▶ _PROVIDED RECORDS_
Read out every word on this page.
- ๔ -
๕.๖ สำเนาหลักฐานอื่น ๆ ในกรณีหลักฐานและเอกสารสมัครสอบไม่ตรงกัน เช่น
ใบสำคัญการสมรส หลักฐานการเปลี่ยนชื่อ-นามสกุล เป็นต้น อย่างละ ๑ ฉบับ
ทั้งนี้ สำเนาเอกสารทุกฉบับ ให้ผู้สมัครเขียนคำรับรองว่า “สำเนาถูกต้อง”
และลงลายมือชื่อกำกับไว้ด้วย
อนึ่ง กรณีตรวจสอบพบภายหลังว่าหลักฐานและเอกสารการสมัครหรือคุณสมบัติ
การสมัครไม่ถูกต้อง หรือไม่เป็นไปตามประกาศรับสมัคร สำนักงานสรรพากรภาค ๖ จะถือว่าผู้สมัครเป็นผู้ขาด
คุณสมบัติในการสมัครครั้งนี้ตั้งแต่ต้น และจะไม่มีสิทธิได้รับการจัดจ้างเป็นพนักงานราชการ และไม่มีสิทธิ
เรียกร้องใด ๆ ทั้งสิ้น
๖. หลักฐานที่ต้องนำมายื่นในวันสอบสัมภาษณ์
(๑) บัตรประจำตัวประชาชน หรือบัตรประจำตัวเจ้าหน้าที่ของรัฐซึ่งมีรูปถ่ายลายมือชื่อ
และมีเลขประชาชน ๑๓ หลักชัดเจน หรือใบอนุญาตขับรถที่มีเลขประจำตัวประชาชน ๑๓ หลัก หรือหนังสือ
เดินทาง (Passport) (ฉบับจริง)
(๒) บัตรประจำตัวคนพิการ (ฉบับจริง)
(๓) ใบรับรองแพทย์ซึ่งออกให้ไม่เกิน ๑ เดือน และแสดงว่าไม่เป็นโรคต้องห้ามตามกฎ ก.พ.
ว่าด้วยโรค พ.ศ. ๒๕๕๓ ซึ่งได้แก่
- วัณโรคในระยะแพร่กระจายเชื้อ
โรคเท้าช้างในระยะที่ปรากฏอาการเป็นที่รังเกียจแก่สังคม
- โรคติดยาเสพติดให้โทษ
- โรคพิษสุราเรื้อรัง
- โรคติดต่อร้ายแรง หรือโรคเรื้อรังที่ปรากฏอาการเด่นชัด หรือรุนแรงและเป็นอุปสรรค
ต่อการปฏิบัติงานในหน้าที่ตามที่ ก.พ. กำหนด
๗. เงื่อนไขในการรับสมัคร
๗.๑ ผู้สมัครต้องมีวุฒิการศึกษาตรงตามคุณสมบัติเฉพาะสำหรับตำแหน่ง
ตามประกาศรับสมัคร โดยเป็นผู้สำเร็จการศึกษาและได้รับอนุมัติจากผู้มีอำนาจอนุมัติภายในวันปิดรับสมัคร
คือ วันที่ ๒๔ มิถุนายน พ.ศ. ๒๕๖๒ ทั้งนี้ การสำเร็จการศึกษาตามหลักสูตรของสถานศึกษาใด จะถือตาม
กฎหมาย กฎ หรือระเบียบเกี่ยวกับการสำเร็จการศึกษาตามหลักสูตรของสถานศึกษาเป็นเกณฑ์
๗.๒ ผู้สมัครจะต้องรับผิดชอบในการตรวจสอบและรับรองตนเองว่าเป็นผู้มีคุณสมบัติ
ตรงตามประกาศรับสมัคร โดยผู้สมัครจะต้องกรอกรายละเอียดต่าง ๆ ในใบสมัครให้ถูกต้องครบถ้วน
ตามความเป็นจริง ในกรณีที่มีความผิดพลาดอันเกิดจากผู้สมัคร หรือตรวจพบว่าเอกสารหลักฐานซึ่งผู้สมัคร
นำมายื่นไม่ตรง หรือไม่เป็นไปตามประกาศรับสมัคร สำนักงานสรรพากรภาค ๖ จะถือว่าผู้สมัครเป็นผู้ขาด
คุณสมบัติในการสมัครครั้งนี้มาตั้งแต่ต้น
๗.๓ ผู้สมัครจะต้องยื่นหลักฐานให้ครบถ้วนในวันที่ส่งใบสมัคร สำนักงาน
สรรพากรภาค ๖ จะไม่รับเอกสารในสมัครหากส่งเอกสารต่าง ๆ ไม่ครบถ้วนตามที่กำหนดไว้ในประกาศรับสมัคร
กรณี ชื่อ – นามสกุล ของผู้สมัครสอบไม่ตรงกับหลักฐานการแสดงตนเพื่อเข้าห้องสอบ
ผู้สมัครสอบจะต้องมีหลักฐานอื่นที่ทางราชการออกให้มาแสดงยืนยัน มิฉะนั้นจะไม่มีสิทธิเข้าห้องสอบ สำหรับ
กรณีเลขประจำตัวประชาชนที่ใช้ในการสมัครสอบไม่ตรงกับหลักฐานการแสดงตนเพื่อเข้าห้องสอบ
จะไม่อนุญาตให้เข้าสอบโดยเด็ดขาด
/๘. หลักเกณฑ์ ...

▶ _GIVEN INSTRUCTION_
Repeat the entries shown above, every one, word for word.

▶ _RESULT FOR THIS EXERCISE_
Read out every word on this page.
- ๔ -
๕.๖ สำเนาหลักฐานอื่น ๆ ในกรณีหลักฐานและเอกสารสมัครสอบไม่ตรงกัน เช่น
ใบสำคัญการสมรส หลักฐานการเปลี่ยนชื่อ-นามสกุล เป็นต้น อย่างละ ๑ ฉบับ
ทั้งนี้ สำเนาเอกสารทุกฉบับ ให้ผู้สมัครเขียนคำรับรองว่า “สำเนาถูกต้อง”
และลงลายมือชื่อกำกับไว้ด้วย
อนึ่ง กรณีตรวจสอบพบภายหลังว่าหลักฐานและเอกสารการสมัครหรือคุณสมบัติ
การสมัครไม่ถูกต้อง หรือไม่เป็นไปตามประกาศรับสมัคร สำนักงานสรรพากรภาค ๖ จะถือว่าผู้สมัครเป็นผู้ขาด
คุณสมบัติในการสมัครครั้งนี้ตั้งแต่ต้น และจะไม่มีสิทธิได้รับการจัดจ้างเป็นพนักงานราชการ และไม่มีสิทธิ
เรียกร้องใด ๆ ทั้งสิ้น
๖. หลักฐานที่ต้องนำมายื่นในวันสอบสัมภาษณ์
(๑) บัตรประจำตัวประชาชน หรือบัตรประจำตัวเจ้าหน้าที่ของรัฐซึ่งมีรูปถ่ายลายมือชื่อ
และมีเลขประชาชน ๑๓ หลักชัดเจน หรือใบอนุญาตขับรถที่มีเลขประจำตัวประชาชน ๑๓ หลัก หรือหนังสือ
เดินทาง (Passport) (ฉบับจริง)
(๒) บัตรประจำตัวคนพิการ (ฉบับจริง)
(๓) ใบรับรองแพทย์ซึ่งออกให้ไม่เกิน ๑ เดือน และแสดงว่าไม่เป็นโรคต้องห้ามตามกฎ ก.พ.
ว่าด้วยโรค พ.ศ. ๒๕๕๓ ซึ่งได้แก่
- วัณโรคในระยะแพร่กระจายเชื้อ
โรคเท้าช้างในระยะที่ปรากฏอาการเป็นที่รังเกียจแก่สังคม
- โรคติดยาเสพติดให้โทษ
- โรคพิษสุราเรื้อรัง
- โรคติดต่อร้ายแรง หรือโรคเรื้อรังที่ปรากฏอาการเด่นชัด หรือรุนแรงและเป็นอุปสรรค
ต่อการปฏิบัติงานในหน้าที่ตามที่ ก.พ. กำหนด
๗. เงื่อนไขในการรับสมัคร
๗.๑ ผู้สมัครต้องมีวุฒิการศึกษาตรงตามคุณสมบัติเฉพาะสำหรับตำแหน่ง
ตามประกาศรับสมัคร โดยเป็นผู้สำเร็จการศึกษาและได้รับอนุมัติจากผู้มีอำนาจอนุมัติภายในวันปิดรับสมัคร
คือ วันที่ ๒๔ มิถุนายน พ.ศ. ๒๕๖๒ ทั้งนี้ การสำเร็จการศึกษาตามหลักสูตรของสถานศึกษาใด จะถือตาม
กฎหมาย กฎ หรือระเบียบเกี่ยวกับการสำเร็จการศึกษาตามหลักสูตรของสถานศึกษาเป็นเกณฑ์
๗.๒ ผู้สมัครจะต้องรับผิดชอบในการตรวจสอบและรับรองตนเองว่าเป็นผู้มีคุณสมบัติ
ตรงตามประกาศรับสมัคร โดยผู้สมัครจะต้องกรอกรายละเอียดต่าง ๆ ในใบสมัครให้ถูกต้องครบถ้วน
ตามความเป็นจริง ในกรณีที่มีความผิดพลาดอันเกิดจากผู้สมัคร หรือตรวจพบว่าเอกสารหลักฐานซึ่งผู้สมัคร
นำมายื่นไม่ตรง หรือไม่เป็นไปตามประกาศรับสมัคร สำนักงานสรรพากรภาค ๖ จะถือว่าผู้สมัครเป็นผู้ขาด
คุณสมบัติในการสมัครครั้งนี้มาตั้งแต่ต้น
๗.๓ ผู้สมัครจะต้องยื่นหลักฐานให้ครบถ้วนในวันที่ส่งใบสมัคร สำนักงาน
สรรพากรภาค ๖ จะไม่รับเอกสารในสมัครหากส่งเอกสารต่าง ๆ ไม่ครบถ้วนตามที่กำหนดไว้ในประกาศรับสมัคร
กรณี ชื่อ – นามสกุล ของผู้สมัครสอบไม่ตรงกับหลักฐานการแสดงตนเพื่อเข้าห้องสอบ
ผู้สมัครสอบจะต้องมีหลักฐานอื่นที่ทางราชการออกให้มาแสดงยืนยัน มิฉะนั้นจะไม่มีสิทธิเข้าห้องสอบ สำหรับ
กรณีเลขประจำตัวประชาชนที่ใช้ในการสมัครสอบไม่ตรงกับหลักฐานการแสดงตนเพื่อเข้าห้องสอบ
จะไม่อนุญาตให้เข้าสอบโดยเด็ดขาด
/๘. หลักเกณฑ์ ...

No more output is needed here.